DIRECTIONS FOR THIS TASK - Pick up the "struggling" forum thread below right after its final reply, and keep writing it in the same voice.

>> Start EXTRACTED TEXT

# struggling



## whererusunlight? (Sep 3, 2011)

I'm sitting here missing her and the kids. It's been almost two weeks now. I'm used to coming home to kids saying hi daddy or my boy saying dada with outstretched arms wanting to be picked up not this silence and emptiness. Thoughts that there is someone else in the picture are plaguing me. I need to move out of this place. Have any of you just moved? Does the change in scenery help? If anyone wants to private message, that would mean a lot.


----------



## hesnothappy (Mar 5, 2011)

Yes,it does and it makes all the difference in the world. Of course I couldn't move for 3 plus months because my King left me with 3 months on the lease. It was hugh and it held so many memories it was smoothering. i hurt everyday till I signed the lease for my new place. I too was used to my SD coming in a hugging me and laying across my lap while I worked on the computer. I saw her in there so many days or heard her voice...I was a basket case. And I loved the old place, but I grew to hate my existence there. The first night here in July, my whole world changed for the better, like magic ;o)


----------



## dhpoolman (Sep 4, 2011)

Are you still in the house and she left with the kids to someone elses house? That is a really horrible feeling. That happened to me, not on my marriage issues now but my previous relationship. I hate the fact that they have someone and the lonely empty feeling takes a long time to get over. The grass is not greener on the other side.
Matter of fact my X figured that out and by the time she was trying to get me back the wound was so deep in my heart they had to amputate!

>> End EXTRACTED TEXT
>> Start MATERIAL PROVIDED

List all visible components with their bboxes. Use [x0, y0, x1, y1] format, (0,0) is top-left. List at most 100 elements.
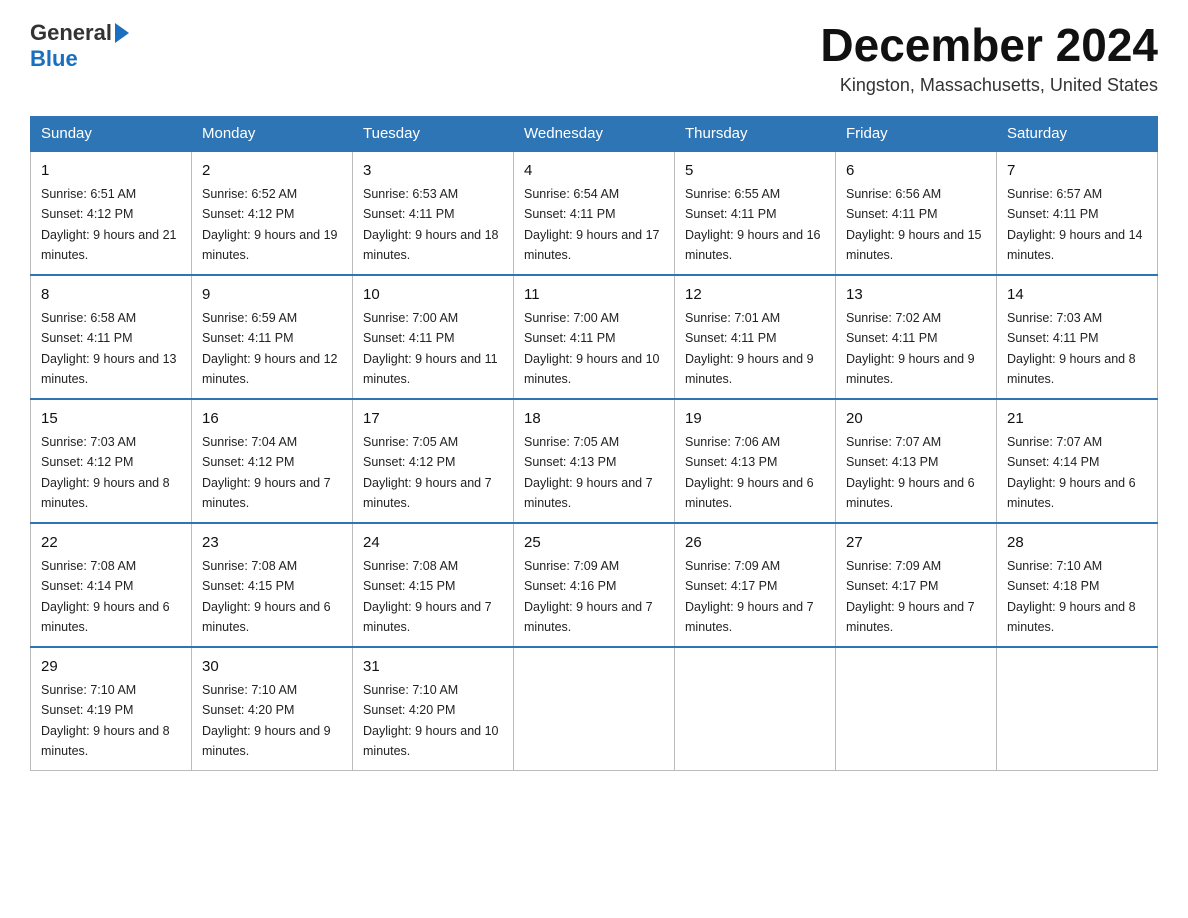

>> End MATERIAL PROVIDED

TASK ANSWER -
----------



## whererusunlight? (Sep 3, 2011)

Thanks very much guys for your responses. It means so much. hesnothappy, I have three months left on the lease. I was thinking about talking to the office though tomorrow morning and seeing if I could work something out. dhpoolman, I am still in the old place. She left. I don't even know where she is. She gave me a general idea but I think she's concerned about me showing up. I think she's with someone else and that's what helped her to move out.


----------



## Lostouthere (Aug 24, 2011)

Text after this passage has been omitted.